◆ **What you need to do**
For the data that follows, report how many lines contain the word "this", and nothing else.

* begin Provided records *

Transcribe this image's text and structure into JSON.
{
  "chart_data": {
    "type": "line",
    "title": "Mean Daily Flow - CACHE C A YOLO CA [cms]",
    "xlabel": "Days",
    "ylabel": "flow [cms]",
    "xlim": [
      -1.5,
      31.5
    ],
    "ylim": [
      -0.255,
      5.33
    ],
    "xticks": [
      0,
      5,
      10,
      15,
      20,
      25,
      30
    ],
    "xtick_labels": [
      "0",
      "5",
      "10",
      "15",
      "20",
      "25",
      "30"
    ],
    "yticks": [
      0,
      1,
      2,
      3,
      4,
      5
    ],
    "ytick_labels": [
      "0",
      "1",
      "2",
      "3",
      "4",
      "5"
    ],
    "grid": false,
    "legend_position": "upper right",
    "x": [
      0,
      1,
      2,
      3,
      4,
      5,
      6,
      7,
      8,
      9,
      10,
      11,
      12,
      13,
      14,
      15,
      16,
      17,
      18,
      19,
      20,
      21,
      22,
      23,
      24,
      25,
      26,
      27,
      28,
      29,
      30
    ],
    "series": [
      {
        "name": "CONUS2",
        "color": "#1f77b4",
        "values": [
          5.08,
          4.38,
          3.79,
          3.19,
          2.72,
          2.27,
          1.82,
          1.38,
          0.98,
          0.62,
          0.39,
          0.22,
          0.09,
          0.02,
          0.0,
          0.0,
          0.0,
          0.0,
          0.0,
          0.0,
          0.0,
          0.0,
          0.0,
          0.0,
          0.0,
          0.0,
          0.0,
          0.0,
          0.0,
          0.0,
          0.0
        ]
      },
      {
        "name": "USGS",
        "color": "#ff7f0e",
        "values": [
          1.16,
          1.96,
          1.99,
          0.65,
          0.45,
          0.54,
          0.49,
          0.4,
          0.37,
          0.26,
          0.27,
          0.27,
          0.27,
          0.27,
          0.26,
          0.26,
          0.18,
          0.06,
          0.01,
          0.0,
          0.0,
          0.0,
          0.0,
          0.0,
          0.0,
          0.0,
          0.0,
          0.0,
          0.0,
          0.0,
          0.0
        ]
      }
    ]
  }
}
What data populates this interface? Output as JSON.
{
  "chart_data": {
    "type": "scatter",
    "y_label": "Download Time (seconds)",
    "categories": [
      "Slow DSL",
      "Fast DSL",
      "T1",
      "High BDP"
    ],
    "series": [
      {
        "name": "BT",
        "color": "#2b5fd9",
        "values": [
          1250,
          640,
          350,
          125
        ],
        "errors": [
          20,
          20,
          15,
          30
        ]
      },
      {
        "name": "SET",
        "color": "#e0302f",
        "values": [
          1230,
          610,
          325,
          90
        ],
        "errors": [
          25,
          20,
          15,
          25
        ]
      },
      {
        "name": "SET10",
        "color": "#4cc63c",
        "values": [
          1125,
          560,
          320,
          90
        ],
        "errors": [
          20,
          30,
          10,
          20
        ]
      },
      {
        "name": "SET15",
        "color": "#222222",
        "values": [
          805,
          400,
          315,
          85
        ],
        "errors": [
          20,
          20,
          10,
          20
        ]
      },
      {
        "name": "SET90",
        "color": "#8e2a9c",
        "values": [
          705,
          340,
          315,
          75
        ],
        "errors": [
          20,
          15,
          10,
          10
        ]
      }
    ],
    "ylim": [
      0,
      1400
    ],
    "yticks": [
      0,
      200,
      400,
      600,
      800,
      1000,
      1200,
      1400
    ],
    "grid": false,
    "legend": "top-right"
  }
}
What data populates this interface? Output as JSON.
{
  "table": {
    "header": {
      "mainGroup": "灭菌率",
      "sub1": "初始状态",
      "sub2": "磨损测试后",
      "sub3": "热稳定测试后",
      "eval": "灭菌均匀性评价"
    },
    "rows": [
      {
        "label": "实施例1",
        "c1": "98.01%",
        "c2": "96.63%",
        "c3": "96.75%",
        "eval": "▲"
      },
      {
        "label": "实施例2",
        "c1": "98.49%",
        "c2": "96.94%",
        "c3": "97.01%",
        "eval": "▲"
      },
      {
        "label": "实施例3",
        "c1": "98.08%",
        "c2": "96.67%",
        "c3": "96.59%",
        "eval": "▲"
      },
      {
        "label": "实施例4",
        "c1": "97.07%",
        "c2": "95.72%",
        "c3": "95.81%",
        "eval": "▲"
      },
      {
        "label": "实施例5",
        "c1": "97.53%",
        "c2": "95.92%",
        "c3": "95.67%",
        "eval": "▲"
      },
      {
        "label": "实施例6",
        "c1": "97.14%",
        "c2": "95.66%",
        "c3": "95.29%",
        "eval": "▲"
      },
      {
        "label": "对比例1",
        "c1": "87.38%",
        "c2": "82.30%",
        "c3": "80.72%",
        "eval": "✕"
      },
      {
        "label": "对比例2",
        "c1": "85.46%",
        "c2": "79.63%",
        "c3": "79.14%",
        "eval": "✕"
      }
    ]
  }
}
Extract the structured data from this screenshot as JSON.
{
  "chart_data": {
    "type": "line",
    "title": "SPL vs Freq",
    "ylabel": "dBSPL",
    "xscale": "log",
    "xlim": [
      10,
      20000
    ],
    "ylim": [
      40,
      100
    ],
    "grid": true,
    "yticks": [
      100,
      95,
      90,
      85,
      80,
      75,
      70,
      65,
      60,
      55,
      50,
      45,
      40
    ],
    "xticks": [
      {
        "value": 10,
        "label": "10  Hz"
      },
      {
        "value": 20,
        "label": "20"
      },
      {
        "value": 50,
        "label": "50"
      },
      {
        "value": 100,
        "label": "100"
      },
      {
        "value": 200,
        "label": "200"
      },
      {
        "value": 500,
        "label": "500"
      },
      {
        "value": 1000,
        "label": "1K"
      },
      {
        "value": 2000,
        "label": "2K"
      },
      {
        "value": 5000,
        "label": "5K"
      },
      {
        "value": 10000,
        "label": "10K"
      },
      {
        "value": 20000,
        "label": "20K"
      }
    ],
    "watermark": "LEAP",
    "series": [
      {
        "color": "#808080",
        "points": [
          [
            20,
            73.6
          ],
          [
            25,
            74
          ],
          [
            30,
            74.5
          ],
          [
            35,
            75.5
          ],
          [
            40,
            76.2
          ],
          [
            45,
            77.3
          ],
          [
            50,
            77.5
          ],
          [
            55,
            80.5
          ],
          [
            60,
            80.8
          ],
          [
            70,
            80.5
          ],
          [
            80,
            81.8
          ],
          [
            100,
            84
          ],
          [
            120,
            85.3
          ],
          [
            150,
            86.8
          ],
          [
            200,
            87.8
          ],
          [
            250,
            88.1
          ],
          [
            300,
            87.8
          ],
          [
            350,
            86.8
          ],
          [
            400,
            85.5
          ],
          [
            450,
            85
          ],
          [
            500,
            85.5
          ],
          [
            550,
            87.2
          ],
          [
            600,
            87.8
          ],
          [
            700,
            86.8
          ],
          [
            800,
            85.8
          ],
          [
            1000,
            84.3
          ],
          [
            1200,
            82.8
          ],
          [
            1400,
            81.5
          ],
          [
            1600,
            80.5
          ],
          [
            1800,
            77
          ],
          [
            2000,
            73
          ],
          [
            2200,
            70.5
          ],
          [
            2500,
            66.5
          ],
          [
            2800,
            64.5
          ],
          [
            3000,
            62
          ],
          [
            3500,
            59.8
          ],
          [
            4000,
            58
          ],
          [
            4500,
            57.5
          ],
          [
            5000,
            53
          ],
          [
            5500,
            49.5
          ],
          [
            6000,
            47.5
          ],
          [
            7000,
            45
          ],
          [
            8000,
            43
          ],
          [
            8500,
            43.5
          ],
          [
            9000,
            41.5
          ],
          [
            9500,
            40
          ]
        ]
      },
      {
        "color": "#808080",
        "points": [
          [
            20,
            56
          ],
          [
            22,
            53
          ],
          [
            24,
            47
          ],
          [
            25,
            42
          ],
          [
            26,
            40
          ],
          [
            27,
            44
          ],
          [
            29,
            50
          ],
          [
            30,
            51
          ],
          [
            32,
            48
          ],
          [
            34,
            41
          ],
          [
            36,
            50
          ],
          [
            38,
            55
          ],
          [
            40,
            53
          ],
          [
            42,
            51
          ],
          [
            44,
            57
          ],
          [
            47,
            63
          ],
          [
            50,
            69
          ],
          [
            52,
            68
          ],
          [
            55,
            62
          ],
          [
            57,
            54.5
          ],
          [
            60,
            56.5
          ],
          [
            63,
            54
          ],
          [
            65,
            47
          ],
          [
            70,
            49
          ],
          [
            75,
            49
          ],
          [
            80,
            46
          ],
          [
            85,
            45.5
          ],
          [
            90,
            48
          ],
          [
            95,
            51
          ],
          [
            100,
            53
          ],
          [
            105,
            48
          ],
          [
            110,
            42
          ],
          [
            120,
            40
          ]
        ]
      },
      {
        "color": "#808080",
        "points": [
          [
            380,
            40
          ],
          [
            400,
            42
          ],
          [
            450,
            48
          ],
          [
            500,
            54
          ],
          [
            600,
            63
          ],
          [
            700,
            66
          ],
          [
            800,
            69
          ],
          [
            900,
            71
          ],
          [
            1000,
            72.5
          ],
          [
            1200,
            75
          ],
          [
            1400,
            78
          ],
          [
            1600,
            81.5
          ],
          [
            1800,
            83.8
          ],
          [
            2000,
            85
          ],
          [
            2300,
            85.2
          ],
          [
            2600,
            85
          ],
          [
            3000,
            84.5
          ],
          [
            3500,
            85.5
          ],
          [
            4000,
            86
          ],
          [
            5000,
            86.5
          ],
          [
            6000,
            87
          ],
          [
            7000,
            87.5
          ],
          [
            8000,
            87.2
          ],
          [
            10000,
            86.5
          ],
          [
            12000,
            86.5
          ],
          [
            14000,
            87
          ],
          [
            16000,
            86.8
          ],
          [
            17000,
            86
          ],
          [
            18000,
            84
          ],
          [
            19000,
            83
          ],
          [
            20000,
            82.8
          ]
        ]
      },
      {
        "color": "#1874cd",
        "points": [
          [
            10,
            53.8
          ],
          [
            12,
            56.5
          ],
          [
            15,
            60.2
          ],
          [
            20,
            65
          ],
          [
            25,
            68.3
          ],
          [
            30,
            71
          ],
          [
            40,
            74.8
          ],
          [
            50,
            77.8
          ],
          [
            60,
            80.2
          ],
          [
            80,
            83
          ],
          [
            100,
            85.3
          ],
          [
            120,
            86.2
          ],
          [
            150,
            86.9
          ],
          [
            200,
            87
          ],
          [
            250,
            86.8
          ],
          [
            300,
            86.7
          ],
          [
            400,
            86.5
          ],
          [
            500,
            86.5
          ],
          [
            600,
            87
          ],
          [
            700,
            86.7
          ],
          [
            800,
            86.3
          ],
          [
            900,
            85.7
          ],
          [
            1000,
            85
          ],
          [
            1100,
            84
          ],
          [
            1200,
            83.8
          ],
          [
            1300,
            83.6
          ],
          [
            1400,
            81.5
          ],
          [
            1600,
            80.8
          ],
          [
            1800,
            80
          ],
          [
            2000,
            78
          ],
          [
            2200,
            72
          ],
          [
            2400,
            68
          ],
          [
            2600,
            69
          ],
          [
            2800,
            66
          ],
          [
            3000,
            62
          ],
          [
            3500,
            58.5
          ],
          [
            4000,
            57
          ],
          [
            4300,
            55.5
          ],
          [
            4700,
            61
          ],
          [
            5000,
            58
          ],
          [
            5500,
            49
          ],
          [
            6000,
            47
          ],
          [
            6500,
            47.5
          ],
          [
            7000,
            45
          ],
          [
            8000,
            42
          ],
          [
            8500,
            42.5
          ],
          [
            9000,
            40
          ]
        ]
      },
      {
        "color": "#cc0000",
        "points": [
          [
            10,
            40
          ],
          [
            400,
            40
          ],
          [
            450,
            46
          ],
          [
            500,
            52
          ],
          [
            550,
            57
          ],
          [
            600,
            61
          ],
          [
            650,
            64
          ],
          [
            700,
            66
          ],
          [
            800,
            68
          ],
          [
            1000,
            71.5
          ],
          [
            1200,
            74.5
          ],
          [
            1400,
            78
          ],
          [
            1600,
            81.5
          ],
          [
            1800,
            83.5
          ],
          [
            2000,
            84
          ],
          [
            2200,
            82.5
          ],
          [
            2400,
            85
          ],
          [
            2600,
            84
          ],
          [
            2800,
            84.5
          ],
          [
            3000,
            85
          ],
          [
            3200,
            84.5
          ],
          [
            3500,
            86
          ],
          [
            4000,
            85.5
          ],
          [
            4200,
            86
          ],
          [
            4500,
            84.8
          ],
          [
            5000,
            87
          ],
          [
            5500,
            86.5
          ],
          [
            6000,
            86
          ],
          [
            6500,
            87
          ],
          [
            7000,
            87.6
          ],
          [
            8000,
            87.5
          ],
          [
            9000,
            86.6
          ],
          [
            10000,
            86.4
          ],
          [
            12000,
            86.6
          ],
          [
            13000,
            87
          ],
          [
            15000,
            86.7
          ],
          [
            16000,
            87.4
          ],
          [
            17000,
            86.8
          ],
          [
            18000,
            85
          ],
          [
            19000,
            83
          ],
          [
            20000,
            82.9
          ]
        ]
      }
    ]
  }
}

* end Provided records *

◆ **Completed task**
4